■ Your instructions
Gather the lines from the material that contain "Percentage".

┄┄┄┄┄┄┄┄┄┄┄┄┄┄┄┄┄┄┄┄

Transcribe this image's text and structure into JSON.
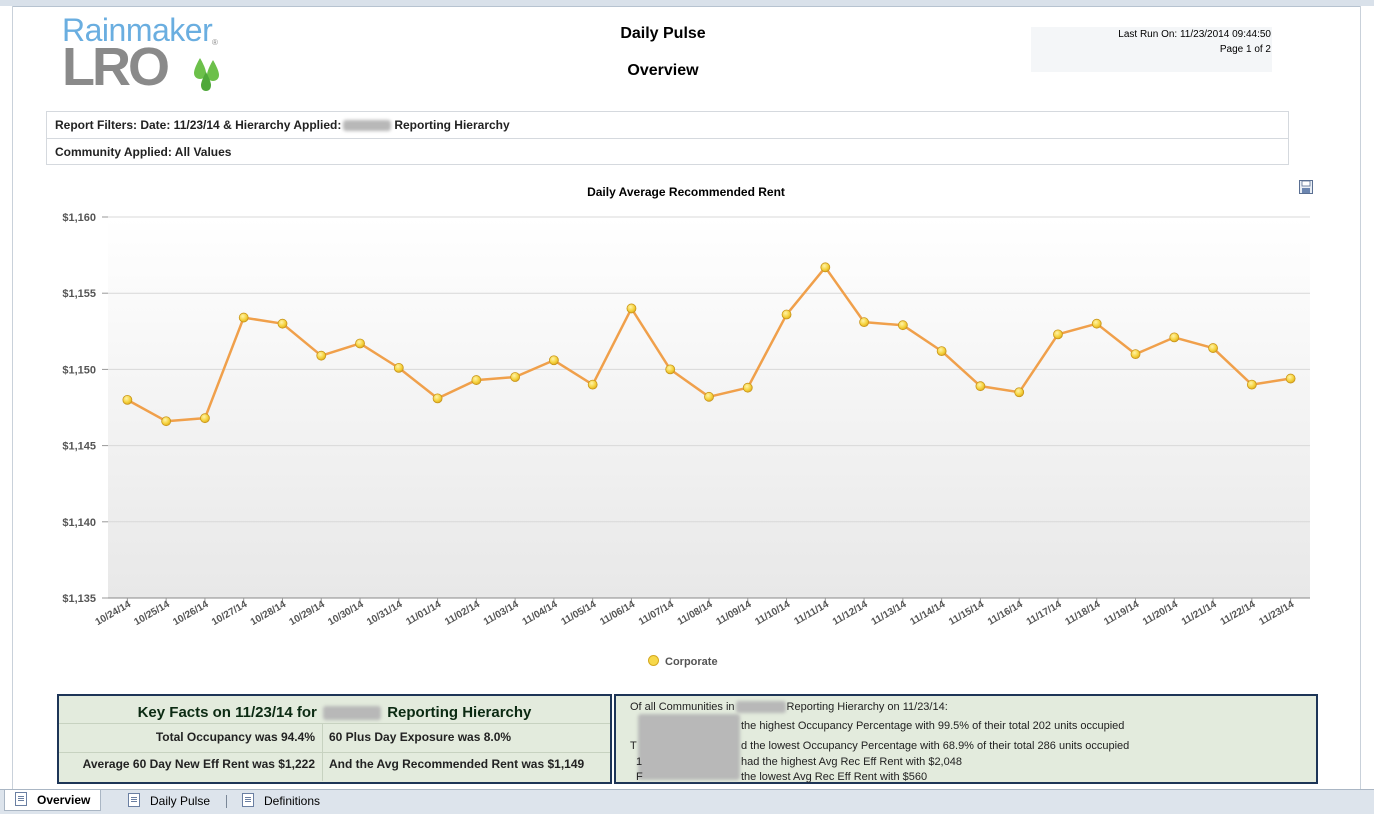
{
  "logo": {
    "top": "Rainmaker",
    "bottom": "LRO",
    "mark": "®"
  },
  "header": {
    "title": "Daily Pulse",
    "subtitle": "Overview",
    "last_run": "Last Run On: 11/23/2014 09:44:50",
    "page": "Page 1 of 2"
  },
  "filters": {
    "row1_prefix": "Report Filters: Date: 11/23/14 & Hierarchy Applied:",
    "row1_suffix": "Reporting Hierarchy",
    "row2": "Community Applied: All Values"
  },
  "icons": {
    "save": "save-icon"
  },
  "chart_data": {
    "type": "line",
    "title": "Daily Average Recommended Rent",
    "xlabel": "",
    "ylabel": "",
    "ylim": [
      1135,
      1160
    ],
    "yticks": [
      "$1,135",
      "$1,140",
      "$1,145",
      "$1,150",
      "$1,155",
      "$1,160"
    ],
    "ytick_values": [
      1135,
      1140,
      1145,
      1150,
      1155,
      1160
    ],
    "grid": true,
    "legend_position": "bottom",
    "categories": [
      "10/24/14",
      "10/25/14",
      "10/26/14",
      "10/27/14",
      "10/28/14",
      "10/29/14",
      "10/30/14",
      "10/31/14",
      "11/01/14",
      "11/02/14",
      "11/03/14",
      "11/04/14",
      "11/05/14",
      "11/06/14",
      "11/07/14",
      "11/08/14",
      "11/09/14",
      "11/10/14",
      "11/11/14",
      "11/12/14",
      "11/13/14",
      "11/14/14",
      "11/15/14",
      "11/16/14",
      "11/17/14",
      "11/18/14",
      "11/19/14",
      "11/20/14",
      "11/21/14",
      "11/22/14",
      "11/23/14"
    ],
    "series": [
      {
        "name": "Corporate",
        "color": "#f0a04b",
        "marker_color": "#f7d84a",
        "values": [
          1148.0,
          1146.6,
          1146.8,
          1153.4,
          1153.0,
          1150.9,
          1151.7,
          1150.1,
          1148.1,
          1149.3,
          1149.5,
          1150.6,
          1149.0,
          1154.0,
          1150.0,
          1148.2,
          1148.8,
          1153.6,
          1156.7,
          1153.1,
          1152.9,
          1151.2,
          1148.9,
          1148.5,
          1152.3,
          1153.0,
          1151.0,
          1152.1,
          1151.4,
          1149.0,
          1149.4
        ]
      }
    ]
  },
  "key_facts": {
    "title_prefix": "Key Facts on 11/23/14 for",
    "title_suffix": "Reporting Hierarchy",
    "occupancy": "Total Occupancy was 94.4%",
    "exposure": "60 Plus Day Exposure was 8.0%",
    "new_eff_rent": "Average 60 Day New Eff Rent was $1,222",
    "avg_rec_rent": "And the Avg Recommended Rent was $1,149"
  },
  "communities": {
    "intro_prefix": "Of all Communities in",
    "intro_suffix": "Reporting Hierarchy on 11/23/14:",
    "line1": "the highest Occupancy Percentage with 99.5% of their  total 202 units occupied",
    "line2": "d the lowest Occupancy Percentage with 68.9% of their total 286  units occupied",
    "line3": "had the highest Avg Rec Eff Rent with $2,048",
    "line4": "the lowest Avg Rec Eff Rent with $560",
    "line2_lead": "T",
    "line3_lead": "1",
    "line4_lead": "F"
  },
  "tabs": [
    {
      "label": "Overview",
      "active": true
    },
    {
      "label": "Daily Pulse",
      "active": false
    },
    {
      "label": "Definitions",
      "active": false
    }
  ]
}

┄┄┄┄┄┄┄┄┄┄┄┄┄┄┄┄┄┄┄┄

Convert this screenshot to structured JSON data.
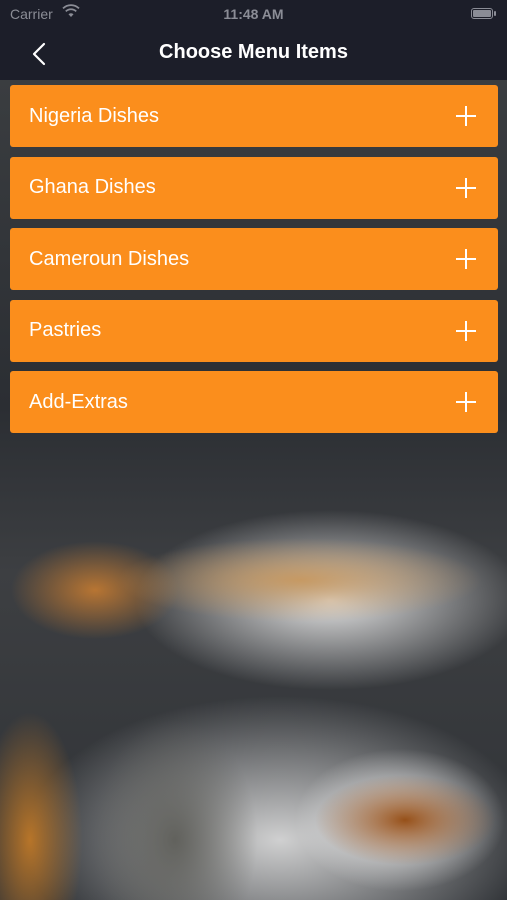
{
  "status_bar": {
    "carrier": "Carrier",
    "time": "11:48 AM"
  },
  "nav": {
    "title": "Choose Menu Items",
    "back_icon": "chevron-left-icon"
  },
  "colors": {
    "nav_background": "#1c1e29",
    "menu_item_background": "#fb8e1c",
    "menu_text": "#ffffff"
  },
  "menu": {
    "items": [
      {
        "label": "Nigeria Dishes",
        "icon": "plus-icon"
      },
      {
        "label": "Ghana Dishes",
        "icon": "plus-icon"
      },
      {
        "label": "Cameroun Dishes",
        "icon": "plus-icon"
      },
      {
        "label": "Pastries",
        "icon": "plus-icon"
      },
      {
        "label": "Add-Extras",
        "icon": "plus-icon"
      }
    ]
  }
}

┄┄┄┄┄┄┄┄┄┄┄┄┄┄┄┄┄┄┄┄

■ Answer to this exercise
    "line1": "the highest Occupancy Percentage with 99.5% of their  total 202 units occupied",
    "line2": "d the lowest Occupancy Percentage with 68.9% of their total 286  units occupied",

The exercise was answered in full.